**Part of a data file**
============================================================

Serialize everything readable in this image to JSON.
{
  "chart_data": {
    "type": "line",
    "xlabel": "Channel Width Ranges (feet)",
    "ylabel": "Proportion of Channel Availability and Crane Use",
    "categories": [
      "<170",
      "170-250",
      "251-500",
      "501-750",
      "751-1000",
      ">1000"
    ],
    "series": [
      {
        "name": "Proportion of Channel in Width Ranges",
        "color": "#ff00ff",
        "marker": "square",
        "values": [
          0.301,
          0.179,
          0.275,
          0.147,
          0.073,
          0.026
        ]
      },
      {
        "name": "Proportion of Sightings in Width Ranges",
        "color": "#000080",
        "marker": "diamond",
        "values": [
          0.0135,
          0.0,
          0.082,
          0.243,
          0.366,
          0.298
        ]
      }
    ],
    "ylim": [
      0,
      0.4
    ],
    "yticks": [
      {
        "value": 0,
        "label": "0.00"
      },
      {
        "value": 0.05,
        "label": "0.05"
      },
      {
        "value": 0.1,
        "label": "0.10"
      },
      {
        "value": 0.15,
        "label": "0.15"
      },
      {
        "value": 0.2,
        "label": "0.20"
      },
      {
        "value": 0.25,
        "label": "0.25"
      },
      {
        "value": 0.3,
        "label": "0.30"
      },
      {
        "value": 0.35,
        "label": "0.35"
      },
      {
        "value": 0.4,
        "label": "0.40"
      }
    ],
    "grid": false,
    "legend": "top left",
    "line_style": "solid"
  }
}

============================================================

**Problem requirements**
Please reproduce the entire listing, exactly as shown.

**Written answer**
Serialize everything readable in this image to JSON.
{
  "chart_data": {
    "type": "line",
    "xlabel": "Channel Width Ranges (feet)",
    "ylabel": "Proportion of Channel Availability and Crane Use",
    "categories": [
      "<170",
      "170-250",
      "251-500",
      "501-750",
      "751-1000",
      ">1000"
    ],
    "series": [
      {
        "name": "Proportion of Channel in Width Ranges",
        "color": "#ff00ff",
        "marker": "square",
        "values": [
          0.301,
          0.179,
          0.275,
          0.147,
          0.073,
          0.026
        ]
      },
      {
        "name": "Proportion of Sightings in Width Ranges",
        "color": "#000080",
        "marker": "diamond",
        "values": [
          0.0135,
          0.0,
          0.082,
          0.243,
          0.366,
          0.298
        ]
      }
    ],
    "ylim": [
      0,
      0.4
    ],
    "yticks": [
      {
        "value": 0,
        "label": "0.00"
      },
      {
        "value": 0.05,
        "label": "0.05"
      },
      {
        "value": 0.1,
        "label": "0.10"
      },
      {
        "value": 0.15,
        "label": "0.15"
      },
      {
        "value": 0.2,
        "label": "0.20"
      },
      {
        "value": 0.25,
        "label": "0.25"
      },
      {
        "value": 0.3,
        "label": "0.30"
      },
      {
        "value": 0.35,
        "label": "0.35"
      },
      {
        "value": 0.4,
        "label": "0.40"
      }
    ],
    "grid": false,
    "legend": "top left",
    "line_style": "solid"
  }
}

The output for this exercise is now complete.